Your objective:
Lines holding the string "werden" are the ones to copy from this listing.

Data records

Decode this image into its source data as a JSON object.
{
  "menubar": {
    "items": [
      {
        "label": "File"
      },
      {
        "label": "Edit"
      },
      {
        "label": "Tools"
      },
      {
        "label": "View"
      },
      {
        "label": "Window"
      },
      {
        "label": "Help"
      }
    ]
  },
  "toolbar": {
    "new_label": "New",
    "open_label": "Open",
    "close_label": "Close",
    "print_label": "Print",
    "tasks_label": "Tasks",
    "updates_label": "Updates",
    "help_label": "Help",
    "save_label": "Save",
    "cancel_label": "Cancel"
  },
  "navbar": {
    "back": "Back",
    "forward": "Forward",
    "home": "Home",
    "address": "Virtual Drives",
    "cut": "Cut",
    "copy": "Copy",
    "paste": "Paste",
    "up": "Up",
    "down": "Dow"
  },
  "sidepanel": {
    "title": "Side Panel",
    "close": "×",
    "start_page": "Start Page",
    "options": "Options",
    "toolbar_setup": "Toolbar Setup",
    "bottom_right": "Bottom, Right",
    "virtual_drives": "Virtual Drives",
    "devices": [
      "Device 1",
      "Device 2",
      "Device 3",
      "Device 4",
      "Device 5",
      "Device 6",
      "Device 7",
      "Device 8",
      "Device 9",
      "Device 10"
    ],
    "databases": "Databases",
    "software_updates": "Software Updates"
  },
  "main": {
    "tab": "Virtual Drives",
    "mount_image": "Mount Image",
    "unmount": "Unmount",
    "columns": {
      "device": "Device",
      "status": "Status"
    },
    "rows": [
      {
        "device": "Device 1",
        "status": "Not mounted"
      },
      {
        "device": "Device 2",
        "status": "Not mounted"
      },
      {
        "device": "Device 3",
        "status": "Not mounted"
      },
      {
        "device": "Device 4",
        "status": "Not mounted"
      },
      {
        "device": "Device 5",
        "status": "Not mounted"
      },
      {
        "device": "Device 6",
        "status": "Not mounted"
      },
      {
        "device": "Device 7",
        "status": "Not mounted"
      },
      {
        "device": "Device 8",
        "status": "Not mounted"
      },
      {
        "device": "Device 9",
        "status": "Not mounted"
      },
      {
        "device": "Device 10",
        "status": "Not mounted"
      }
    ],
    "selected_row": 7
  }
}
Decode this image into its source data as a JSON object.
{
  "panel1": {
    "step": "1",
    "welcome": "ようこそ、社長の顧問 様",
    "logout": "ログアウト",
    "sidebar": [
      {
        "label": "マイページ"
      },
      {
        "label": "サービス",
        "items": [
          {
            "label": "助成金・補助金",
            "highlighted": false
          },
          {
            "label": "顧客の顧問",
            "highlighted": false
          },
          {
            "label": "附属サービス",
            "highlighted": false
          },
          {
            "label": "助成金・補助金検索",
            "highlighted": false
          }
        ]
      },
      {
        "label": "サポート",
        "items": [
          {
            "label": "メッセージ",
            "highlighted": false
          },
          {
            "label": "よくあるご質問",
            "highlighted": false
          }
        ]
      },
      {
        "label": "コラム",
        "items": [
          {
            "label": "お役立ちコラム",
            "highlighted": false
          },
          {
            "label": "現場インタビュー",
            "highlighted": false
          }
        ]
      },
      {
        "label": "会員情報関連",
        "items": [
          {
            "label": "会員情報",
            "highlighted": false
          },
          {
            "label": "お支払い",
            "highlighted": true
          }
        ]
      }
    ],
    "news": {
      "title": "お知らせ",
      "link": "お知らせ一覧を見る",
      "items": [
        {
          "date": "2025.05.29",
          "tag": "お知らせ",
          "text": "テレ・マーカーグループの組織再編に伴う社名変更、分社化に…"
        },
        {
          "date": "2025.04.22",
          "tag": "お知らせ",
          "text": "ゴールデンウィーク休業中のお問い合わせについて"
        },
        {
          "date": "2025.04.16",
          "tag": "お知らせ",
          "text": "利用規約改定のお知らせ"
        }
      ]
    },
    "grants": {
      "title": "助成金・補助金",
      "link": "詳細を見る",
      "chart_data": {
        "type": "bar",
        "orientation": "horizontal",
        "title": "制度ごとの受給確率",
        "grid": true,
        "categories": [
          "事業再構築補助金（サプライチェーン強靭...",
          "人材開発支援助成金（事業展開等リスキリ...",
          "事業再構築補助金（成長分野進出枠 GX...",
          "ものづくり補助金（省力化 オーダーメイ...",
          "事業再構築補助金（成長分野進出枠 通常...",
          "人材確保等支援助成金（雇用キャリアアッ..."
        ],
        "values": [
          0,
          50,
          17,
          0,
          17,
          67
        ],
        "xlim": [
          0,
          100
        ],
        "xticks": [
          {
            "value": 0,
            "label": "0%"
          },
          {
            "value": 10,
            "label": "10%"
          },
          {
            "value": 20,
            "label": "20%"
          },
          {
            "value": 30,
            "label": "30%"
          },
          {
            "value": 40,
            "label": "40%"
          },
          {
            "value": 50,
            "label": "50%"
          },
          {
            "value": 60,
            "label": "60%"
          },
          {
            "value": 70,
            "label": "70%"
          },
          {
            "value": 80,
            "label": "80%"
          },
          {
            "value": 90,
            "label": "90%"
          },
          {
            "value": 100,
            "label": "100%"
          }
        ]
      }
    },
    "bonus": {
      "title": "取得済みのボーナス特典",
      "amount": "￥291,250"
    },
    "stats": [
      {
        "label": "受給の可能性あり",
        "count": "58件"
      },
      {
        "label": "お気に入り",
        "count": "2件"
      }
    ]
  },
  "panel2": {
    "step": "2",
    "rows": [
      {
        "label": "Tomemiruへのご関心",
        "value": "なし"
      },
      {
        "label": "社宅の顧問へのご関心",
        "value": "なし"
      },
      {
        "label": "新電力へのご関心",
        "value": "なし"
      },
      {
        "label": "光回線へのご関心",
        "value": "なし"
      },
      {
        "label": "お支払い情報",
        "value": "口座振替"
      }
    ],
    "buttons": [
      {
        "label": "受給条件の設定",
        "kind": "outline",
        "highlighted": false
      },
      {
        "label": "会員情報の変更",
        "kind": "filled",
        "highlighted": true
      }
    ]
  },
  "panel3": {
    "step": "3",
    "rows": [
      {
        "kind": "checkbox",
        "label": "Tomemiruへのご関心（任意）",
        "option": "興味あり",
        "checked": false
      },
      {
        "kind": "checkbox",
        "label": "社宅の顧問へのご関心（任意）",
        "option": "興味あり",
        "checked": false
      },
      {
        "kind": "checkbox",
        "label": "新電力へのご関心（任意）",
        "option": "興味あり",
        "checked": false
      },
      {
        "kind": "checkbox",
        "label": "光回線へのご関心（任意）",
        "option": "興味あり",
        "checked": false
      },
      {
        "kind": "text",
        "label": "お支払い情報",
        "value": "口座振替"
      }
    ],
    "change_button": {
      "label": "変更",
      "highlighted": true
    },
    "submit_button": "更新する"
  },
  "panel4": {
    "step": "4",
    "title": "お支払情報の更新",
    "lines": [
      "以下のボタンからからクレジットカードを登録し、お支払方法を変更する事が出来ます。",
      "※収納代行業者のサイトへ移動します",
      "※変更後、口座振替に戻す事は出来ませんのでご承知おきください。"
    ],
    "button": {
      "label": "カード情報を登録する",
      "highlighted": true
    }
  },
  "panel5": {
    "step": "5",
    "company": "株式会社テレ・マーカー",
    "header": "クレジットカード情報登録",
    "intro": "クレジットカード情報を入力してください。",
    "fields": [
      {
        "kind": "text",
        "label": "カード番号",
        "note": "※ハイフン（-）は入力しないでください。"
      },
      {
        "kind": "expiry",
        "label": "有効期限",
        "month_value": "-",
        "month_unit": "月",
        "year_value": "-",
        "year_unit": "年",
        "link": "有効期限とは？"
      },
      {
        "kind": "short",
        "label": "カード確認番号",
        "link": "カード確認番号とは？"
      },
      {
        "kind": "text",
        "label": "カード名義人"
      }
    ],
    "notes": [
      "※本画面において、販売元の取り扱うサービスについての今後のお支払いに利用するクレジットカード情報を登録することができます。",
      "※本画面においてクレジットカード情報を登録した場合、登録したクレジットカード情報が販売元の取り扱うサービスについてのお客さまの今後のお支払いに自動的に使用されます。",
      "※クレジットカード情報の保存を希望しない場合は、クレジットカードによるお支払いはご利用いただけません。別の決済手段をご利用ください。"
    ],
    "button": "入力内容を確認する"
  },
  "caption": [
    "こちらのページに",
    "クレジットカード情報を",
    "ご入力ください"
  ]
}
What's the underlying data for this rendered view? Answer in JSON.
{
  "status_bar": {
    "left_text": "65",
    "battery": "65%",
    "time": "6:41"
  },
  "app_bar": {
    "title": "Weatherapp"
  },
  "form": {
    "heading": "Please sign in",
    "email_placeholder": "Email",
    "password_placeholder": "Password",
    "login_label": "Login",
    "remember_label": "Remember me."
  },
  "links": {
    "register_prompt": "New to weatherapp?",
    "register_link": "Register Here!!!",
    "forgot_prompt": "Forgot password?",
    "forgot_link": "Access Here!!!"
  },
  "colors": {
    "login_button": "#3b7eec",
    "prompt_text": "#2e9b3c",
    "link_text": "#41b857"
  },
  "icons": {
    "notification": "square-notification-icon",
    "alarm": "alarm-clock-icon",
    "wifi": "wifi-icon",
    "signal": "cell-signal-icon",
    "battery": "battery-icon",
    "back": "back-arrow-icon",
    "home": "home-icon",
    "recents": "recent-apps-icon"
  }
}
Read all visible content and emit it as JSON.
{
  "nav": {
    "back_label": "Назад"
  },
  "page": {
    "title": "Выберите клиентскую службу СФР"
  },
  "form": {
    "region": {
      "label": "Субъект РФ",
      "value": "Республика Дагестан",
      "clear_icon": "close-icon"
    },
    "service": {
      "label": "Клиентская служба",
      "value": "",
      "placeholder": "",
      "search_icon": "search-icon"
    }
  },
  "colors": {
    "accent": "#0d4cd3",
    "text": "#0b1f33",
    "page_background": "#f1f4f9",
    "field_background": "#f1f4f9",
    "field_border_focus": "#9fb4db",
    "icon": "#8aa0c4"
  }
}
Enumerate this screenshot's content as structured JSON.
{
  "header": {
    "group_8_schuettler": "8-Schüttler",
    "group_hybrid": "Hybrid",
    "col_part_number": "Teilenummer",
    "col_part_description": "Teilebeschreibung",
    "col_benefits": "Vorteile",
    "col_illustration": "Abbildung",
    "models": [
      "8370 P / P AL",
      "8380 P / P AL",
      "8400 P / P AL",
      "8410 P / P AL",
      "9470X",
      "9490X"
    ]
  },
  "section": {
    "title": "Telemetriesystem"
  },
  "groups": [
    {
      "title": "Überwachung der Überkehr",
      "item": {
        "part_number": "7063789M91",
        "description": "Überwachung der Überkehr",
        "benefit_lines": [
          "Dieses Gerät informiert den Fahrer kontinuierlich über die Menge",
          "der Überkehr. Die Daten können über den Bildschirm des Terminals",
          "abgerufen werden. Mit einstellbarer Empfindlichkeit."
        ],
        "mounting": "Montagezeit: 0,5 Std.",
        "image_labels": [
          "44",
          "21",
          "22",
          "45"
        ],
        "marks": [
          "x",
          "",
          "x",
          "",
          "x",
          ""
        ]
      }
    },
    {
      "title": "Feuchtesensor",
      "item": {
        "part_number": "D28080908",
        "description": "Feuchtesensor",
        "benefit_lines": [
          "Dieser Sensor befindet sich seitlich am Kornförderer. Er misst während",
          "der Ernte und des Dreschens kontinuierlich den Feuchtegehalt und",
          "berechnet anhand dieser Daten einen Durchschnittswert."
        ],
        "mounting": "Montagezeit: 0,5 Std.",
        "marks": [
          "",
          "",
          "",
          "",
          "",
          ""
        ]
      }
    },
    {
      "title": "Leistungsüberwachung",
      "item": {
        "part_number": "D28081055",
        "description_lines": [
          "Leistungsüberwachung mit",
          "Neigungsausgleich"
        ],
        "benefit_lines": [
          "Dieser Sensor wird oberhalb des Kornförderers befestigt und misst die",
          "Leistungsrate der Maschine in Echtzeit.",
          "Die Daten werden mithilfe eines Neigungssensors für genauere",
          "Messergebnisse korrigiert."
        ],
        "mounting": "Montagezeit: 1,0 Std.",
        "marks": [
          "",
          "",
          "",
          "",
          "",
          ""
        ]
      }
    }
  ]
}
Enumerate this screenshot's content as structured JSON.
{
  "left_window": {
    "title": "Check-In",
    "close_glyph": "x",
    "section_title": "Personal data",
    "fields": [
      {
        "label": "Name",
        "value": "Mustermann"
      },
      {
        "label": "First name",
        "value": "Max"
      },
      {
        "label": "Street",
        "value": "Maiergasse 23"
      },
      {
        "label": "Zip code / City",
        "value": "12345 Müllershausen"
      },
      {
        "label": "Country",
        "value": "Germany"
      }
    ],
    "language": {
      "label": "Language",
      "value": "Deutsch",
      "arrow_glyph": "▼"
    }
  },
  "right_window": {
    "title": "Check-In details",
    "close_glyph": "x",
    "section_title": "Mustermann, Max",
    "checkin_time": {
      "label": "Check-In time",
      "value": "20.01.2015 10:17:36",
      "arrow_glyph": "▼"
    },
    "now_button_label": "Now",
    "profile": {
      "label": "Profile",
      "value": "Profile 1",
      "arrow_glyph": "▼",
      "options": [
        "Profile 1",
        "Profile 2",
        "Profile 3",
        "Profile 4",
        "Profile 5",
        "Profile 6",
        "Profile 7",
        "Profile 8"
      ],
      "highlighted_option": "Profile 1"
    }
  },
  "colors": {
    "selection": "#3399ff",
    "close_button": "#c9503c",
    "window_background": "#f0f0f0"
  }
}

Written solution:
          "abgerufen werden. Mit einstellbarer Empfindlichkeit."
          "Die Daten werden mithilfe eines Neigungssensors für genauere",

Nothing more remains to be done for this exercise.